[Dataset listings of figures]

----------

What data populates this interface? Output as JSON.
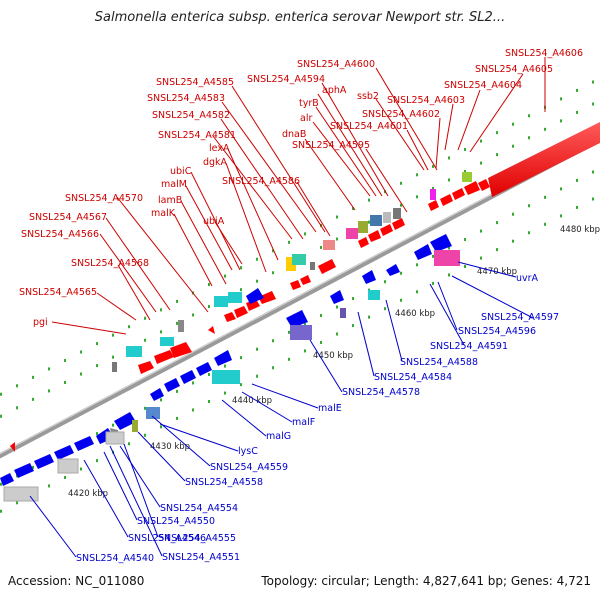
{
  "title": "Salmonella enterica subsp. enterica serovar Newport str. SL2...",
  "footer": {
    "accession": "Accession: NC_011080",
    "summary": "Topology: circular; Length: 4,827,641 bp; Genes: 4,721"
  },
  "colors": {
    "forward_label": "#cc0000",
    "reverse_label": "#0000cc",
    "forward_feature": "#ff0000",
    "reverse_feature": "#0000ee",
    "backbone": "#8c8c8c"
  },
  "kbp_ticks": [
    "4420 kbp",
    "4430 kbp",
    "4440 kbp",
    "4450 kbp",
    "4460 kbp",
    "4470 kbp",
    "4480 kbp"
  ],
  "forward_labels": [
    "SNSL254_A4606",
    "SNSL254_A4600",
    "SNSL254_A4605",
    "SNSL254_A4585",
    "SNSL254_A4594",
    "SNSL254_A4604",
    "SNSL254_A4583",
    "aphA",
    "ssb2",
    "SNSL254_A4603",
    "SNSL254_A4582",
    "tyrB",
    "SNSL254_A4602",
    "alr",
    "SNSL254_A4601",
    "SNSL254_A4581",
    "dnaB",
    "SNSL254_A4595",
    "lexA",
    "dgkA",
    "ubiC",
    "SNSL254_A4586",
    "malM",
    "SNSL254_A4570",
    "lamB",
    "malK",
    "ubiA",
    "SNSL254_A4567",
    "SNSL254_A4566",
    "SNSL254_A4568",
    "SNSL254_A4565",
    "pgi"
  ],
  "reverse_labels": [
    "uvrA",
    "SNSL254_A4597",
    "SNSL254_A4596",
    "SNSL254_A4591",
    "SNSL254_A4588",
    "SNSL254_A4584",
    "SNSL254_A4578",
    "malE",
    "malF",
    "malG",
    "lysC",
    "SNSL254_A4559",
    "SNSL254_A4558",
    "SNSL254_A4554",
    "SNSL254_A4550",
    "SNSL254_A4546",
    "SNSL254_A4555",
    "SNSL254_A4551",
    "SNSL254_A4540"
  ]
}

----------

Action item. Make an exact copy of the records above, with the pictures left out.

Exercise result.
What data populates this interface? Output as JSON.
{
  "title": "Salmonella enterica subsp. enterica serovar Newport str. SL2...",
  "footer": {
    "accession": "Accession: NC_011080",
    "summary": "Topology: circular; Length: 4,827,641 bp; Genes: 4,721"
  },
  "colors": {
    "forward_label": "#cc0000",
    "reverse_label": "#0000cc",
    "forward_feature": "#ff0000",
    "reverse_feature": "#0000ee",
    "backbone": "#8c8c8c"
  },
  "kbp_ticks": [
    "4420 kbp",
    "4430 kbp",
    "4440 kbp",
    "4450 kbp",
    "4460 kbp",
    "4470 kbp",
    "4480 kbp"
  ],
  "forward_labels": [
    "SNSL254_A4606",
    "SNSL254_A4600",
    "SNSL254_A4605",
    "SNSL254_A4585",
    "SNSL254_A4594",
    "SNSL254_A4604",
    "SNSL254_A4583",
    "aphA",
    "ssb2",
    "SNSL254_A4603",
    "SNSL254_A4582",
    "tyrB",
    "SNSL254_A4602",
    "alr",
    "SNSL254_A4601",
    "SNSL254_A4581",
    "dnaB",
    "SNSL254_A4595",
    "lexA",
    "dgkA",
    "ubiC",
    "SNSL254_A4586",
    "malM",
    "SNSL254_A4570",
    "lamB",
    "malK",
    "ubiA",
    "SNSL254_A4567",
    "SNSL254_A4566",
    "SNSL254_A4568",
    "SNSL254_A4565",
    "pgi"
  ],
  "reverse_labels": [
    "uvrA",
    "SNSL254_A4597",
    "SNSL254_A4596",
    "SNSL254_A4591",
    "SNSL254_A4588",
    "SNSL254_A4584",
    "SNSL254_A4578",
    "malE",
    "malF",
    "malG",
    "lysC",
    "SNSL254_A4559",
    "SNSL254_A4558",
    "SNSL254_A4554",
    "SNSL254_A4550",
    "SNSL254_A4546",
    "SNSL254_A4555",
    "SNSL254_A4551",
    "SNSL254_A4540"
  ]
}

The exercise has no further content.